■ **Entries with figure data**

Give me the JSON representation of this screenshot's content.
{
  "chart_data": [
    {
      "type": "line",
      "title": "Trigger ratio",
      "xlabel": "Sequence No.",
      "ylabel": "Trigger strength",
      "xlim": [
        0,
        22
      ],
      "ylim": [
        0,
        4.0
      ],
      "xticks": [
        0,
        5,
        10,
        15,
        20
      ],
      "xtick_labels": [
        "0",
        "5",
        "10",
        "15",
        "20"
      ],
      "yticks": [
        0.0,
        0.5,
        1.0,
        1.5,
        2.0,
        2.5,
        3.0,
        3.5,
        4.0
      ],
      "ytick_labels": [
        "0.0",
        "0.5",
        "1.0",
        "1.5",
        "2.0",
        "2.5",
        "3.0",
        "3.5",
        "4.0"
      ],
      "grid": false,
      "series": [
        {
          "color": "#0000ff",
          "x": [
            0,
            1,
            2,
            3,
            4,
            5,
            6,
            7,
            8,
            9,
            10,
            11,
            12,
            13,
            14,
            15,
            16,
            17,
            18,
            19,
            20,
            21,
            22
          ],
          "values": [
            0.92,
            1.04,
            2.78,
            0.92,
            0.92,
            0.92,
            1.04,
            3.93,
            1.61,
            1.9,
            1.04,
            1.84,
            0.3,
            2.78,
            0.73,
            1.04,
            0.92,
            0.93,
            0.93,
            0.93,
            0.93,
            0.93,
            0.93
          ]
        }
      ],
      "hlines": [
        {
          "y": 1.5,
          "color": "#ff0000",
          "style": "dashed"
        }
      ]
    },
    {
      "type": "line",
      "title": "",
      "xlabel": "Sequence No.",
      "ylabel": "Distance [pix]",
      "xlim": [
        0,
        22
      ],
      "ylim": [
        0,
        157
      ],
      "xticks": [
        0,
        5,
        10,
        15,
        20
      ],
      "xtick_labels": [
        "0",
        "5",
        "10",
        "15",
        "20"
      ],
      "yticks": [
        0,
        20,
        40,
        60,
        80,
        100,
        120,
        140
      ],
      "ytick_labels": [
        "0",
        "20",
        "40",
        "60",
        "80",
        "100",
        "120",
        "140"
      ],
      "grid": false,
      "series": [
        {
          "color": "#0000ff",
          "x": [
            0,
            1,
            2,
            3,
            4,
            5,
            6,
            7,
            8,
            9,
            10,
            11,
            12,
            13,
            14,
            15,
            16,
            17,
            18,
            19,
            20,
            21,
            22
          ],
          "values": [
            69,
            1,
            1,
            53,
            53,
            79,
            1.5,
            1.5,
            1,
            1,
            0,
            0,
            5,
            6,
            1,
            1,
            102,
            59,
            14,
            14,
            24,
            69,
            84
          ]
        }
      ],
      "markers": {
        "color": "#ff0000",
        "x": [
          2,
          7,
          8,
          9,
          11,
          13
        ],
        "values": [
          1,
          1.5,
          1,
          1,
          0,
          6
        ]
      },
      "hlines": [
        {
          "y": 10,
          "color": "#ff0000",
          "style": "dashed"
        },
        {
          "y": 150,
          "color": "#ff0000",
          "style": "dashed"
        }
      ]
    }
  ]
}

■ **Task instructions**
Extract all of the material exactly as it is written.

■ **Result of the exercise**
Give me the JSON representation of this screenshot's content.
{
  "chart_data": [
    {
      "type": "line",
      "title": "Trigger ratio",
      "xlabel": "Sequence No.",
      "ylabel": "Trigger strength",
      "xlim": [
        0,
        22
      ],
      "ylim": [
        0,
        4.0
      ],
      "xticks": [
        0,
        5,
        10,
        15,
        20
      ],
      "xtick_labels": [
        "0",
        "5",
        "10",
        "15",
        "20"
      ],
      "yticks": [
        0.0,
        0.5,
        1.0,
        1.5,
        2.0,
        2.5,
        3.0,
        3.5,
        4.0
      ],
      "ytick_labels": [
        "0.0",
        "0.5",
        "1.0",
        "1.5",
        "2.0",
        "2.5",
        "3.0",
        "3.5",
        "4.0"
      ],
      "grid": false,
      "series": [
        {
          "color": "#0000ff",
          "x": [
            0,
            1,
            2,
            3,
            4,
            5,
            6,
            7,
            8,
            9,
            10,
            11,
            12,
            13,
            14,
            15,
            16,
            17,
            18,
            19,
            20,
            21,
            22
          ],
          "values": [
            0.92,
            1.04,
            2.78,
            0.92,
            0.92,
            0.92,
            1.04,
            3.93,
            1.61,
            1.9,
            1.04,
            1.84,
            0.3,
            2.78,
            0.73,
            1.04,
            0.92,
            0.93,
            0.93,
            0.93,
            0.93,
            0.93,
            0.93
          ]
        }
      ],
      "hlines": [
        {
          "y": 1.5,
          "color": "#ff0000",
          "style": "dashed"
        }
      ]
    },
    {
      "type": "line",
      "title": "",
      "xlabel": "Sequence No.",
      "ylabel": "Distance [pix]",
      "xlim": [
        0,
        22
      ],
      "ylim": [
        0,
        157
      ],
      "xticks": [
        0,
        5,
        10,
        15,
        20
      ],
      "xtick_labels": [
        "0",
        "5",
        "10",
        "15",
        "20"
      ],
      "yticks": [
        0,
        20,
        40,
        60,
        80,
        100,
        120,
        140
      ],
      "ytick_labels": [
        "0",
        "20",
        "40",
        "60",
        "80",
        "100",
        "120",
        "140"
      ],
      "grid": false,
      "series": [
        {
          "color": "#0000ff",
          "x": [
            0,
            1,
            2,
            3,
            4,
            5,
            6,
            7,
            8,
            9,
            10,
            11,
            12,
            13,
            14,
            15,
            16,
            17,
            18,
            19,
            20,
            21,
            22
          ],
          "values": [
            69,
            1,
            1,
            53,
            53,
            79,
            1.5,
            1.5,
            1,
            1,
            0,
            0,
            5,
            6,
            1,
            1,
            102,
            59,
            14,
            14,
            24,
            69,
            84
          ]
        }
      ],
      "markers": {
        "color": "#ff0000",
        "x": [
          2,
          7,
          8,
          9,
          11,
          13
        ],
        "values": [
          1,
          1.5,
          1,
          1,
          0,
          6
        ]
      },
      "hlines": [
        {
          "y": 10,
          "color": "#ff0000",
          "style": "dashed"
        },
        {
          "y": 150,
          "color": "#ff0000",
          "style": "dashed"
        }
      ]
    }
  ]
}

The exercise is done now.